▶ **SET PROBLEM**:
Please list all lines of the material below in which the string "Qtde" occurs.

[Dataset excerpt]
______________________________

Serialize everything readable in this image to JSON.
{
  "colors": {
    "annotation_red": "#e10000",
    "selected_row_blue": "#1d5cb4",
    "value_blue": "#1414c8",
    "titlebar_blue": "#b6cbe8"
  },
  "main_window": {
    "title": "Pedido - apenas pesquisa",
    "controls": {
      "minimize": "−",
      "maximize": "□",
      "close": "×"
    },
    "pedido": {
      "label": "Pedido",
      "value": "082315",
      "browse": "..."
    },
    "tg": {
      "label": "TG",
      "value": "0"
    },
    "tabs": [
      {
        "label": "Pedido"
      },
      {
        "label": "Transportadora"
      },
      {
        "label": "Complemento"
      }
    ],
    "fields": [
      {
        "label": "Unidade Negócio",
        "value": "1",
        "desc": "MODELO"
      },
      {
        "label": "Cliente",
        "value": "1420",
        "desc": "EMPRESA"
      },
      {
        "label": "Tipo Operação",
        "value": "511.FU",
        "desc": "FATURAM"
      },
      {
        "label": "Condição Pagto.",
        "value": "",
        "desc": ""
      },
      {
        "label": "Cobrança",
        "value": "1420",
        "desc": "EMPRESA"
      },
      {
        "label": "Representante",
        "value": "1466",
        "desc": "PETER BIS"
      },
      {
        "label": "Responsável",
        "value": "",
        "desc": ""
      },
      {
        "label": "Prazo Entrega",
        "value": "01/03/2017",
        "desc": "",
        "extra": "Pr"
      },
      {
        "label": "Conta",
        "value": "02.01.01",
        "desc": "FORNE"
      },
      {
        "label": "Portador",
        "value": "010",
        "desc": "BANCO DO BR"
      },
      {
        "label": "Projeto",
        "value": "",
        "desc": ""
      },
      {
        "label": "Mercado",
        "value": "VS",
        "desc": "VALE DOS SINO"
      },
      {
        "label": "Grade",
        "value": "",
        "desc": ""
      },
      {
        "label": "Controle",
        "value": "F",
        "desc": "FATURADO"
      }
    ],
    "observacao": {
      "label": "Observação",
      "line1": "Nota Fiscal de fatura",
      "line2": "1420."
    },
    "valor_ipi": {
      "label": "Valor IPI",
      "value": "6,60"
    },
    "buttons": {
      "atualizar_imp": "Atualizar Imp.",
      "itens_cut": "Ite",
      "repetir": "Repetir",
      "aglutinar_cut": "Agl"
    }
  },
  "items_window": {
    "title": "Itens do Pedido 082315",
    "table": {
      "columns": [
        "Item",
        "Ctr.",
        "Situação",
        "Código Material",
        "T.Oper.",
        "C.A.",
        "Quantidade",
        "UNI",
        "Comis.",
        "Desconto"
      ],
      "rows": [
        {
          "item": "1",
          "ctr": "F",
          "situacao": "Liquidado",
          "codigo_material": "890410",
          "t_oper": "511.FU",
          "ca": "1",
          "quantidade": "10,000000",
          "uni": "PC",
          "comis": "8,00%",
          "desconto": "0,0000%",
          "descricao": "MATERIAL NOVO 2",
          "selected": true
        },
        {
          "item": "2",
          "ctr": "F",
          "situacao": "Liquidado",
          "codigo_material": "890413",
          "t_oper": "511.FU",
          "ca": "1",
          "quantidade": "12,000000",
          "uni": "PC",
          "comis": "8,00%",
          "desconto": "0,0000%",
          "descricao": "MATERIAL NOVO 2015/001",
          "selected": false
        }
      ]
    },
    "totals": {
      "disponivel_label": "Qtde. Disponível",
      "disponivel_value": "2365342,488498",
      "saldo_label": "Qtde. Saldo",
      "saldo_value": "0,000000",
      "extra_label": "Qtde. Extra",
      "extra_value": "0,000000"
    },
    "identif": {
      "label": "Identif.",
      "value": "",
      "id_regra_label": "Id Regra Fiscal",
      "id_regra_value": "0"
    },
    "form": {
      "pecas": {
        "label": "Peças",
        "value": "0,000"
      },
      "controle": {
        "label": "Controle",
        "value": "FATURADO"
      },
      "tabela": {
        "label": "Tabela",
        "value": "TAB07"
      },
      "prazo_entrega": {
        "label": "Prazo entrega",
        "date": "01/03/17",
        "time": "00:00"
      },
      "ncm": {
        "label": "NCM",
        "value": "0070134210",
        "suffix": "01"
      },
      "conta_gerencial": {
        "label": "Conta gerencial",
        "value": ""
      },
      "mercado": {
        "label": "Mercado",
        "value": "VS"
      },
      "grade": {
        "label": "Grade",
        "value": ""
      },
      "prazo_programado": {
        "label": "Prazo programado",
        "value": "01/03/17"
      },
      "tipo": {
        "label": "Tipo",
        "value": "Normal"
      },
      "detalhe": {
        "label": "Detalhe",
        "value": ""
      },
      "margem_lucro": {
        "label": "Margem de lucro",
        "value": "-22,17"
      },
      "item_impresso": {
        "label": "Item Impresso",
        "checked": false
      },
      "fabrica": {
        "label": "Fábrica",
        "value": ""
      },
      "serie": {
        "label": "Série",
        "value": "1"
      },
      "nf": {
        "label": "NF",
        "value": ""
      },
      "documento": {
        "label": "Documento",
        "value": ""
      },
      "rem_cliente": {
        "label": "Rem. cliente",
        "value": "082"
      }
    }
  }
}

______________________________

▶ **ANSWER TO THIS PROBLEM**:
      "disponivel_label": "Qtde. Disponível",
      "saldo_label": "Qtde. Saldo",
      "extra_label": "Qtde. Extra",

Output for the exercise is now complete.